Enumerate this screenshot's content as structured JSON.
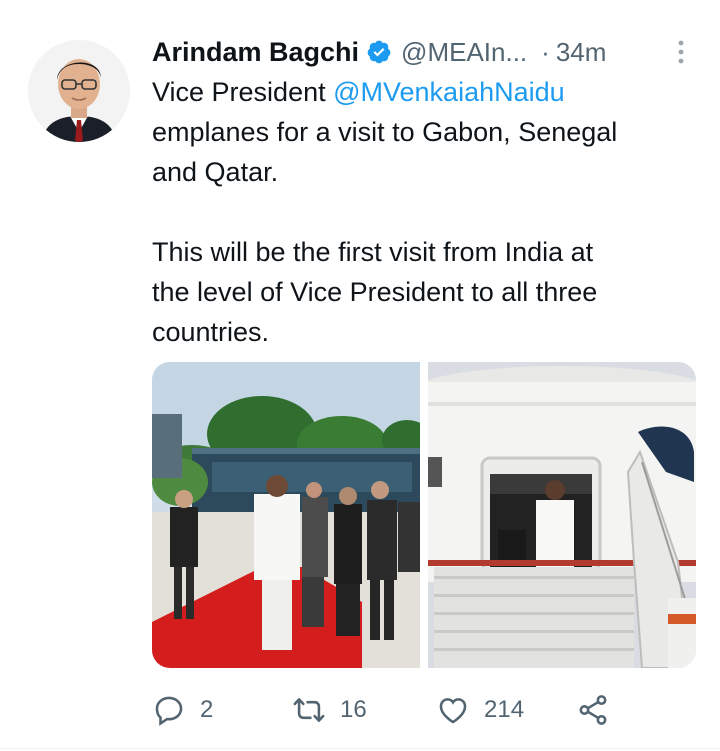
{
  "author": {
    "name": "Arindam Bagchi",
    "handle": "@MEAIn...",
    "separator": "·",
    "time": "34m",
    "verified": true,
    "avatar_icon": "person-avatar"
  },
  "tweet": {
    "line1_prefix": "Vice President ",
    "mention": "@MVenkaiahNaidu",
    "line2": "emplanes for a visit to Gabon, Senegal",
    "line3": "and Qatar.",
    "line4": "This will be the first visit from India at",
    "line5": "the level of Vice President to all three",
    "line6": "countries."
  },
  "media": [
    {
      "icon": "photo-airport-walk"
    },
    {
      "icon": "photo-aircraft-door"
    }
  ],
  "actions": {
    "replies": "2",
    "retweets": "16",
    "likes": "214"
  },
  "colors": {
    "link": "#1d9bf0",
    "secondary_text": "#536471",
    "verified_badge": "#1d9bf0"
  }
}
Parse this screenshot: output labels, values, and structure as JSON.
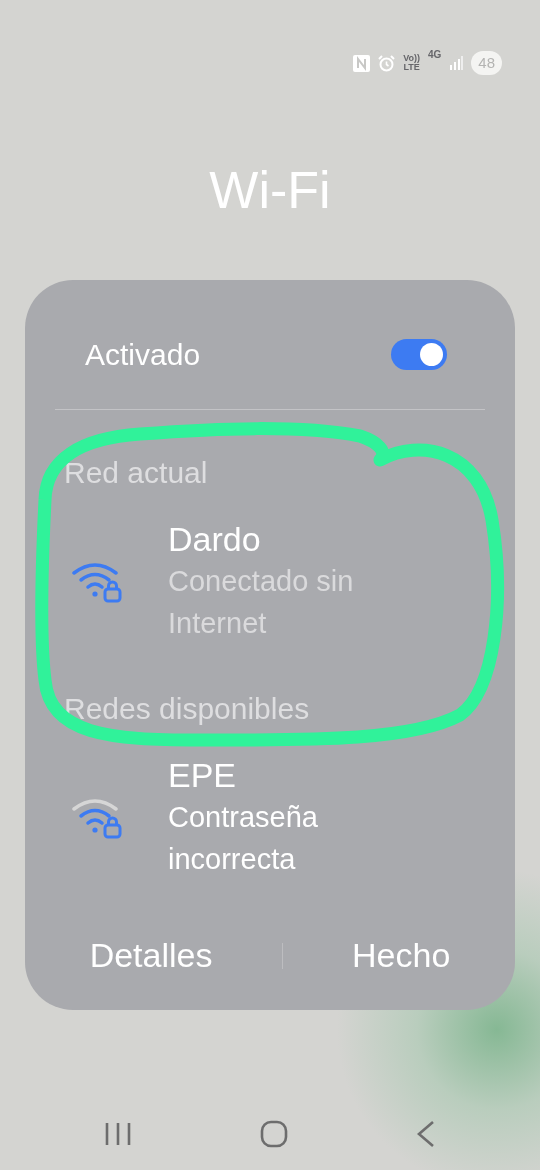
{
  "status_bar": {
    "volte": "Vo))",
    "lte": "LTE",
    "network": "4G",
    "battery": "48"
  },
  "title": "Wi-Fi",
  "toggle": {
    "label": "Activado",
    "on": true
  },
  "sections": [
    {
      "heading": "Red actual",
      "networks": [
        {
          "name": "Dardo",
          "status": "Conectado sin Internet",
          "kind": "strong"
        }
      ]
    },
    {
      "heading": "Redes disponibles",
      "networks": [
        {
          "name": "EPE",
          "status": "Contraseña incorrecta",
          "kind": "medium"
        }
      ]
    }
  ],
  "buttons": [
    "Detalles",
    "Hecho"
  ]
}
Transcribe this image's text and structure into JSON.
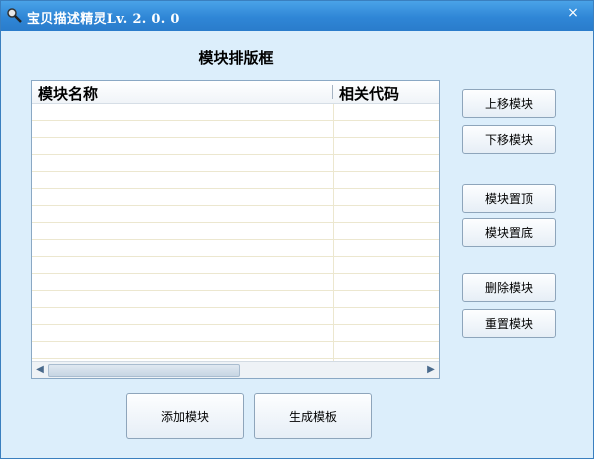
{
  "window": {
    "title": "宝贝描述精灵Lv. 2. 0. 0",
    "close_symbol": "×"
  },
  "panel": {
    "title": "模块排版框"
  },
  "list": {
    "columns": [
      "模块名称",
      "相关代码"
    ],
    "rows": []
  },
  "side_buttons": {
    "move_up": "上移模块",
    "move_down": "下移模块",
    "move_top": "模块置顶",
    "move_bottom": "模块置底",
    "delete": "删除模块",
    "reset": "重置模块"
  },
  "bottom_buttons": {
    "add": "添加模块",
    "generate": "生成模板"
  },
  "colors": {
    "titlebar": "#2f86d6",
    "background": "#dceefb",
    "row_line": "#ece7cf"
  }
}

......

◆ Problem to solve ◆
Leave out the pictures and give the listing above again exactly.

◆ Solution to this exercise ◆
Enumerate this screenshot's content as structured JSON.
{
  "author": {
    "name": "Arindam Bagchi",
    "handle": "@MEAIn...",
    "separator": "·",
    "time": "34m",
    "verified": true,
    "avatar_icon": "person-avatar"
  },
  "tweet": {
    "line1_prefix": "Vice President ",
    "mention": "@MVenkaiahNaidu",
    "line2": "emplanes for a visit to Gabon, Senegal",
    "line3": "and Qatar.",
    "line4": "This will be the first visit from India at",
    "line5": "the level of Vice President to all three",
    "line6": "countries."
  },
  "media": [
    {
      "icon": "photo-airport-walk"
    },
    {
      "icon": "photo-aircraft-door"
    }
  ],
  "actions": {
    "replies": "2",
    "retweets": "16",
    "likes": "214"
  },
  "colors": {
    "link": "#1d9bf0",
    "secondary_text": "#536471",
    "verified_badge": "#1d9bf0"
  }
}
Parse this screenshot: output labels, values, and structure as JSON.
{
  "status_bar": {
    "volte": "Vo))",
    "lte": "LTE",
    "network": "4G",
    "battery": "48"
  },
  "title": "Wi-Fi",
  "toggle": {
    "label": "Activado",
    "on": true
  },
  "sections": [
    {
      "heading": "Red actual",
      "networks": [
        {
          "name": "Dardo",
          "status": "Conectado sin Internet",
          "kind": "strong"
        }
      ]
    },
    {
      "heading": "Redes disponibles",
      "networks": [
        {
          "name": "EPE",
          "status": "Contraseña incorrecta",
          "kind": "medium"
        }
      ]
    }
  ],
  "buttons": [
    "Detalles",
    "Hecho"
  ]
}
Transcribe this image's text and structure into JSON.
{
  "window": {
    "title": "宝贝描述精灵Lv. 2. 0. 0",
    "close_symbol": "×"
  },
  "panel": {
    "title": "模块排版框"
  },
  "list": {
    "columns": [
      "模块名称",
      "相关代码"
    ],
    "rows": []
  },
  "side_buttons": {
    "move_up": "上移模块",
    "move_down": "下移模块",
    "move_top": "模块置顶",
    "move_bottom": "模块置底",
    "delete": "删除模块",
    "reset": "重置模块"
  },
  "bottom_buttons": {
    "add": "添加模块",
    "generate": "生成模板"
  },
  "colors": {
    "titlebar": "#2f86d6",
    "background": "#dceefb",
    "row_line": "#ece7cf"
  }
}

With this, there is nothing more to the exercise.